[Source records]

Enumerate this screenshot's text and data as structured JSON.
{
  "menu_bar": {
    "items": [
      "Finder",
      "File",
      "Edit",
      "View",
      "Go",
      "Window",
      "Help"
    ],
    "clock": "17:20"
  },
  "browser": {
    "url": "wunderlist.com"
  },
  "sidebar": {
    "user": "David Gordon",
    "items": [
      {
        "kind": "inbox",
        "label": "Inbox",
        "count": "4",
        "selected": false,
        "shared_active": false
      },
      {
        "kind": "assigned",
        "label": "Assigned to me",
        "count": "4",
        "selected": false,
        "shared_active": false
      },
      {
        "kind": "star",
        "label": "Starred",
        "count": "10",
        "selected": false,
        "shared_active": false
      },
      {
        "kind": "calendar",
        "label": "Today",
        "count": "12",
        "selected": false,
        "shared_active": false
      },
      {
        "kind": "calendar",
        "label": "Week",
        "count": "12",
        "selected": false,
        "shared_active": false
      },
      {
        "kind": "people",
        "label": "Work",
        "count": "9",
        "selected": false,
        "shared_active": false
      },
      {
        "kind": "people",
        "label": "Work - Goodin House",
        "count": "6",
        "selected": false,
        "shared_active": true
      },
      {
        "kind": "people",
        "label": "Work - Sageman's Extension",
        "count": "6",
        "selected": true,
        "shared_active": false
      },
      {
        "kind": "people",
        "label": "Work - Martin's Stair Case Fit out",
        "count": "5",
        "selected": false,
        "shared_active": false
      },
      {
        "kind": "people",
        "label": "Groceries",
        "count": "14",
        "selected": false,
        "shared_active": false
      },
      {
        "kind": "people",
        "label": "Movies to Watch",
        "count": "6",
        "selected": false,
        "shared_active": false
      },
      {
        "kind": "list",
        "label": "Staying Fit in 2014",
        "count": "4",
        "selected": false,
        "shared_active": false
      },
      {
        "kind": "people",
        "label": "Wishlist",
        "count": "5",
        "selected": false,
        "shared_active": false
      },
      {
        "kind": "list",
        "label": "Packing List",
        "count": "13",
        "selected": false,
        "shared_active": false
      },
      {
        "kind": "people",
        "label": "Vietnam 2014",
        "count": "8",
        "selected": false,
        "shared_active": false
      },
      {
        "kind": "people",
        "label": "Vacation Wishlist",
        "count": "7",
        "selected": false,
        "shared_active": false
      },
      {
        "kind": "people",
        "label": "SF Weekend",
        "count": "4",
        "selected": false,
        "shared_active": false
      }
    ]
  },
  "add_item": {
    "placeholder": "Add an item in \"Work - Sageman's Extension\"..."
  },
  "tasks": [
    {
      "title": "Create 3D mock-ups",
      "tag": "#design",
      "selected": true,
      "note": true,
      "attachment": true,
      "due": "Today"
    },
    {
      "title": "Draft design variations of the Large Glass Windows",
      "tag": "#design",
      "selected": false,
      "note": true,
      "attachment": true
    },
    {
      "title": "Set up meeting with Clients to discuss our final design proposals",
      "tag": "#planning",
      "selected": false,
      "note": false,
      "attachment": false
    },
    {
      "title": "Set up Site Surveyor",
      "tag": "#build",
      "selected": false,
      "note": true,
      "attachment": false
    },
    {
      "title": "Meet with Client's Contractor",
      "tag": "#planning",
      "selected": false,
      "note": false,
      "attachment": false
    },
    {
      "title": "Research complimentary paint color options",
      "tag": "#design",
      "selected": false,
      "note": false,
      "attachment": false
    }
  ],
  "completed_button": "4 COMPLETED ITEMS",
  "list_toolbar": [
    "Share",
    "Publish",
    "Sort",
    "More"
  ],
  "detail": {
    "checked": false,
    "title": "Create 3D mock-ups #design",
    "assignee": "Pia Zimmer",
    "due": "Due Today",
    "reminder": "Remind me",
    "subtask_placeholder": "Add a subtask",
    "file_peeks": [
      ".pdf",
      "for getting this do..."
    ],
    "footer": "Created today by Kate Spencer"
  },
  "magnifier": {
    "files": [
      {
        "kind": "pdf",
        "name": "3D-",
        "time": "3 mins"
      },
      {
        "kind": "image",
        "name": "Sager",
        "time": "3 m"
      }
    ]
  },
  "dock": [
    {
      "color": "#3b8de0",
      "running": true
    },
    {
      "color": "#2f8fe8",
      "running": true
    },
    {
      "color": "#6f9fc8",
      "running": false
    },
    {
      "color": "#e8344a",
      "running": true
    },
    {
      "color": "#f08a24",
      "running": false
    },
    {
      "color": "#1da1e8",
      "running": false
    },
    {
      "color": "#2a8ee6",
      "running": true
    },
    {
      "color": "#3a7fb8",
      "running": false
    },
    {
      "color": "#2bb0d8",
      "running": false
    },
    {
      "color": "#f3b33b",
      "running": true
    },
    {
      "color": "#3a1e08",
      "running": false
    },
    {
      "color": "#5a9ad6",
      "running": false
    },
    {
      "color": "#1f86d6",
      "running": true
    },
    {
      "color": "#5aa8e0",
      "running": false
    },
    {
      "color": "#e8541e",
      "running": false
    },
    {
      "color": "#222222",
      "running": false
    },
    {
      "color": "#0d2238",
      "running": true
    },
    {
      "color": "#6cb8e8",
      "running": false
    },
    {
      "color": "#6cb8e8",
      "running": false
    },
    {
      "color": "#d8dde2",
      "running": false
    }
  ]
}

- [WORK TO DO] Write out every line of the material again, exactly as it reads.

- [RESULT FOR THIS EXERCISE]
Enumerate this screenshot's text and data as structured JSON.
{
  "menu_bar": {
    "items": [
      "Finder",
      "File",
      "Edit",
      "View",
      "Go",
      "Window",
      "Help"
    ],
    "clock": "17:20"
  },
  "browser": {
    "url": "wunderlist.com"
  },
  "sidebar": {
    "user": "David Gordon",
    "items": [
      {
        "kind": "inbox",
        "label": "Inbox",
        "count": "4",
        "selected": false,
        "shared_active": false
      },
      {
        "kind": "assigned",
        "label": "Assigned to me",
        "count": "4",
        "selected": false,
        "shared_active": false
      },
      {
        "kind": "star",
        "label": "Starred",
        "count": "10",
        "selected": false,
        "shared_active": false
      },
      {
        "kind": "calendar",
        "label": "Today",
        "count": "12",
        "selected": false,
        "shared_active": false
      },
      {
        "kind": "calendar",
        "label": "Week",
        "count": "12",
        "selected": false,
        "shared_active": false
      },
      {
        "kind": "people",
        "label": "Work",
        "count": "9",
        "selected": false,
        "shared_active": false
      },
      {
        "kind": "people",
        "label": "Work - Goodin House",
        "count": "6",
        "selected": false,
        "shared_active": true
      },
      {
        "kind": "people",
        "label": "Work - Sageman's Extension",
        "count": "6",
        "selected": true,
        "shared_active": false
      },
      {
        "kind": "people",
        "label": "Work - Martin's Stair Case Fit out",
        "count": "5",
        "selected": false,
        "shared_active": false
      },
      {
        "kind": "people",
        "label": "Groceries",
        "count": "14",
        "selected": false,
        "shared_active": false
      },
      {
        "kind": "people",
        "label": "Movies to Watch",
        "count": "6",
        "selected": false,
        "shared_active": false
      },
      {
        "kind": "list",
        "label": "Staying Fit in 2014",
        "count": "4",
        "selected": false,
        "shared_active": false
      },
      {
        "kind": "people",
        "label": "Wishlist",
        "count": "5",
        "selected": false,
        "shared_active": false
      },
      {
        "kind": "list",
        "label": "Packing List",
        "count": "13",
        "selected": false,
        "shared_active": false
      },
      {
        "kind": "people",
        "label": "Vietnam 2014",
        "count": "8",
        "selected": false,
        "shared_active": false
      },
      {
        "kind": "people",
        "label": "Vacation Wishlist",
        "count": "7",
        "selected": false,
        "shared_active": false
      },
      {
        "kind": "people",
        "label": "SF Weekend",
        "count": "4",
        "selected": false,
        "shared_active": false
      }
    ]
  },
  "add_item": {
    "placeholder": "Add an item in \"Work - Sageman's Extension\"..."
  },
  "tasks": [
    {
      "title": "Create 3D mock-ups",
      "tag": "#design",
      "selected": true,
      "note": true,
      "attachment": true,
      "due": "Today"
    },
    {
      "title": "Draft design variations of the Large Glass Windows",
      "tag": "#design",
      "selected": false,
      "note": true,
      "attachment": true
    },
    {
      "title": "Set up meeting with Clients to discuss our final design proposals",
      "tag": "#planning",
      "selected": false,
      "note": false,
      "attachment": false
    },
    {
      "title": "Set up Site Surveyor",
      "tag": "#build",
      "selected": false,
      "note": true,
      "attachment": false
    },
    {
      "title": "Meet with Client's Contractor",
      "tag": "#planning",
      "selected": false,
      "note": false,
      "attachment": false
    },
    {
      "title": "Research complimentary paint color options",
      "tag": "#design",
      "selected": false,
      "note": false,
      "attachment": false
    }
  ],
  "completed_button": "4 COMPLETED ITEMS",
  "list_toolbar": [
    "Share",
    "Publish",
    "Sort",
    "More"
  ],
  "detail": {
    "checked": false,
    "title": "Create 3D mock-ups #design",
    "assignee": "Pia Zimmer",
    "due": "Due Today",
    "reminder": "Remind me",
    "subtask_placeholder": "Add a subtask",
    "file_peeks": [
      ".pdf",
      "for getting this do..."
    ],
    "footer": "Created today by Kate Spencer"
  },
  "magnifier": {
    "files": [
      {
        "kind": "pdf",
        "name": "3D-",
        "time": "3 mins"
      },
      {
        "kind": "image",
        "name": "Sager",
        "time": "3 m"
      }
    ]
  },
  "dock": [
    {
      "color": "#3b8de0",
      "running": true
    },
    {
      "color": "#2f8fe8",
      "running": true
    },
    {
      "color": "#6f9fc8",
      "running": false
    },
    {
      "color": "#e8344a",
      "running": true
    },
    {
      "color": "#f08a24",
      "running": false
    },
    {
      "color": "#1da1e8",
      "running": false
    },
    {
      "color": "#2a8ee6",
      "running": true
    },
    {
      "color": "#3a7fb8",
      "running": false
    },
    {
      "color": "#2bb0d8",
      "running": false
    },
    {
      "color": "#f3b33b",
      "running": true
    },
    {
      "color": "#3a1e08",
      "running": false
    },
    {
      "color": "#5a9ad6",
      "running": false
    },
    {
      "color": "#1f86d6",
      "running": true
    },
    {
      "color": "#5aa8e0",
      "running": false
    },
    {
      "color": "#e8541e",
      "running": false
    },
    {
      "color": "#222222",
      "running": false
    },
    {
      "color": "#0d2238",
      "running": true
    },
    {
      "color": "#6cb8e8",
      "running": false
    },
    {
      "color": "#6cb8e8",
      "running": false
    },
    {
      "color": "#d8dde2",
      "running": false
    }
  ]
}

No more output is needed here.